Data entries
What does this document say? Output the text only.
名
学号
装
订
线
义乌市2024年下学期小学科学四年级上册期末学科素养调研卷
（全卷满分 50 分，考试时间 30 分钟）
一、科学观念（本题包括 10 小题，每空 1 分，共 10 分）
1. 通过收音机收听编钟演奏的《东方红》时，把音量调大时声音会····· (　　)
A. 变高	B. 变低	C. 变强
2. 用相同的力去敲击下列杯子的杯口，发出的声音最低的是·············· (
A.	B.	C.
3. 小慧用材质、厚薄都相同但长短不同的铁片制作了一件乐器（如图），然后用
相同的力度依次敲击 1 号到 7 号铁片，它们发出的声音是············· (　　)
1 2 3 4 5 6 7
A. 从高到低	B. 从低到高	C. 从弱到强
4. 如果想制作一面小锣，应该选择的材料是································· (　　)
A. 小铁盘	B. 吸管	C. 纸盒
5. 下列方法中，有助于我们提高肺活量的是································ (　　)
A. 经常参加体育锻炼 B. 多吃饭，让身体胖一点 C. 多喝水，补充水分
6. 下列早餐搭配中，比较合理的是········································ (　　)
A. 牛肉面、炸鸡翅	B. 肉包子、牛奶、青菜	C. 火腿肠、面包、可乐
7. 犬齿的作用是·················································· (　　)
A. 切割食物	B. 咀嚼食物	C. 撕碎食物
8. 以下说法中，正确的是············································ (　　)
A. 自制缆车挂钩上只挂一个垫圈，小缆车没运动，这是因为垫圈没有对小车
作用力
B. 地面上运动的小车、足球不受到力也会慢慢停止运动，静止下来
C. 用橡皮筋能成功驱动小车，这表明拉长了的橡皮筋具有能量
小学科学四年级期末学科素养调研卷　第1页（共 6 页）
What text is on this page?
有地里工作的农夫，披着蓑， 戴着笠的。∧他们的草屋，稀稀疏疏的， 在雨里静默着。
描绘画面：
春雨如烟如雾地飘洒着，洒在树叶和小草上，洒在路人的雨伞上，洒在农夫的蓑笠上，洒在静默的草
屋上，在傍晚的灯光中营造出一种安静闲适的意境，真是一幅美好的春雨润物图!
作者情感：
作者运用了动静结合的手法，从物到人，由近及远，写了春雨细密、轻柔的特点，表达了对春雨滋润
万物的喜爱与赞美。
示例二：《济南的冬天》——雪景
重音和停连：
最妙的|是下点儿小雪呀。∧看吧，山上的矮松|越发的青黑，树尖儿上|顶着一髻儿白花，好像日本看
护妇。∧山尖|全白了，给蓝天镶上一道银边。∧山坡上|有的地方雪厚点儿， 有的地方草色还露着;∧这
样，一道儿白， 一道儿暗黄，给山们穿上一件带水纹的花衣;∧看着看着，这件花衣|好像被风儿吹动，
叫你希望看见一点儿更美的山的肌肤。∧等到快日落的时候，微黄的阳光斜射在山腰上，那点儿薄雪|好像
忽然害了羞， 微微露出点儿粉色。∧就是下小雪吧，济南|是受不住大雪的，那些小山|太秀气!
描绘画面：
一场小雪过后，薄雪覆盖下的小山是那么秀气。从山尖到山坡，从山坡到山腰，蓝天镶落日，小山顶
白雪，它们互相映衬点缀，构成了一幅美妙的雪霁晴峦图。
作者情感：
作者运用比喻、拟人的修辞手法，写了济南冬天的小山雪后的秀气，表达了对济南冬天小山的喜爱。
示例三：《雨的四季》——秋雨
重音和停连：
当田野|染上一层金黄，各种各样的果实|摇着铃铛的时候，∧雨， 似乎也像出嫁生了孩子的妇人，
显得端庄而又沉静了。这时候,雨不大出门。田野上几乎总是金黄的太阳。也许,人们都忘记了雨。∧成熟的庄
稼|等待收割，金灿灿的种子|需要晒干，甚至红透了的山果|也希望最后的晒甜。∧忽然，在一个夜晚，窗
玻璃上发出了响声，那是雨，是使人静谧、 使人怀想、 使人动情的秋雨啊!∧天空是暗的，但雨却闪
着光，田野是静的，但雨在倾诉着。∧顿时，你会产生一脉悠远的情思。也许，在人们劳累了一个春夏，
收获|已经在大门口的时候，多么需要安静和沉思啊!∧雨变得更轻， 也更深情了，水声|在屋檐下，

■ Directions:
Quote the material exactly, leaving nothing out.

■ Correct output:
What does this document say? Output the text only.
名
学号
装
订
线
义乌市2024年下学期小学科学四年级上册期末学科素养调研卷
（全卷满分 50 分，考试时间 30 分钟）
一、科学观念（本题包括 10 小题，每空 1 分，共 10 分）
1. 通过收音机收听编钟演奏的《东方红》时，把音量调大时声音会····· (　　)
A. 变高	B. 变低	C. 变强
2. 用相同的力去敲击下列杯子的杯口，发出的声音最低的是·············· (
A.	B.	C.
3. 小慧用材质、厚薄都相同但长短不同的铁片制作了一件乐器（如图），然后用
相同的力度依次敲击 1 号到 7 号铁片，它们发出的声音是············· (　　)
1 2 3 4 5 6 7
A. 从高到低	B. 从低到高	C. 从弱到强
4. 如果想制作一面小锣，应该选择的材料是································· (　　)
A. 小铁盘	B. 吸管	C. 纸盒
5. 下列方法中，有助于我们提高肺活量的是································ (　　)
A. 经常参加体育锻炼 B. 多吃饭，让身体胖一点 C. 多喝水，补充水分
6. 下列早餐搭配中，比较合理的是········································ (　　)
A. 牛肉面、炸鸡翅	B. 肉包子、牛奶、青菜	C. 火腿肠、面包、可乐
7. 犬齿的作用是·················································· (　　)
A. 切割食物	B. 咀嚼食物	C. 撕碎食物
8. 以下说法中，正确的是············································ (　　)
A. 自制缆车挂钩上只挂一个垫圈，小缆车没运动，这是因为垫圈没有对小车
作用力
B. 地面上运动的小车、足球不受到力也会慢慢停止运动，静止下来
C. 用橡皮筋能成功驱动小车，这表明拉长了的橡皮筋具有能量
小学科学四年级期末学科素养调研卷　第1页（共 6 页）
What text is on this page?
有地里工作的农夫，披着蓑， 戴着笠的。∧他们的草屋，稀稀疏疏的， 在雨里静默着。
描绘画面：
春雨如烟如雾地飘洒着，洒在树叶和小草上，洒在路人的雨伞上，洒在农夫的蓑笠上，洒在静默的草
屋上，在傍晚的灯光中营造出一种安静闲适的意境，真是一幅美好的春雨润物图!
作者情感：
作者运用了动静结合的手法，从物到人，由近及远，写了春雨细密、轻柔的特点，表达了对春雨滋润
万物的喜爱与赞美。
示例二：《济南的冬天》——雪景
重音和停连：
最妙的|是下点儿小雪呀。∧看吧，山上的矮松|越发的青黑，树尖儿上|顶着一髻儿白花，好像日本看
护妇。∧山尖|全白了，给蓝天镶上一道银边。∧山坡上|有的地方雪厚点儿， 有的地方草色还露着;∧这
样，一道儿白， 一道儿暗黄，给山们穿上一件带水纹的花衣;∧看着看着，这件花衣|好像被风儿吹动，
叫你希望看见一点儿更美的山的肌肤。∧等到快日落的时候，微黄的阳光斜射在山腰上，那点儿薄雪|好像
忽然害了羞， 微微露出点儿粉色。∧就是下小雪吧，济南|是受不住大雪的，那些小山|太秀气!
描绘画面：
一场小雪过后，薄雪覆盖下的小山是那么秀气。从山尖到山坡，从山坡到山腰，蓝天镶落日，小山顶
白雪，它们互相映衬点缀，构成了一幅美妙的雪霁晴峦图。
作者情感：
作者运用比喻、拟人的修辞手法，写了济南冬天的小山雪后的秀气，表达了对济南冬天小山的喜爱。
示例三：《雨的四季》——秋雨
重音和停连：
当田野|染上一层金黄，各种各样的果实|摇着铃铛的时候，∧雨， 似乎也像出嫁生了孩子的妇人，
显得端庄而又沉静了。这时候,雨不大出门。田野上几乎总是金黄的太阳。也许,人们都忘记了雨。∧成熟的庄
稼|等待收割，金灿灿的种子|需要晒干，甚至红透了的山果|也希望最后的晒甜。∧忽然，在一个夜晚，窗
玻璃上发出了响声，那是雨，是使人静谧、 使人怀想、 使人动情的秋雨啊!∧天空是暗的，但雨却闪
着光，田野是静的，但雨在倾诉着。∧顿时，你会产生一脉悠远的情思。也许，在人们劳累了一个春夏，
收获|已经在大门口的时候，多么需要安静和沉思啊!∧雨变得更轻， 也更深情了，水声|在屋檐下，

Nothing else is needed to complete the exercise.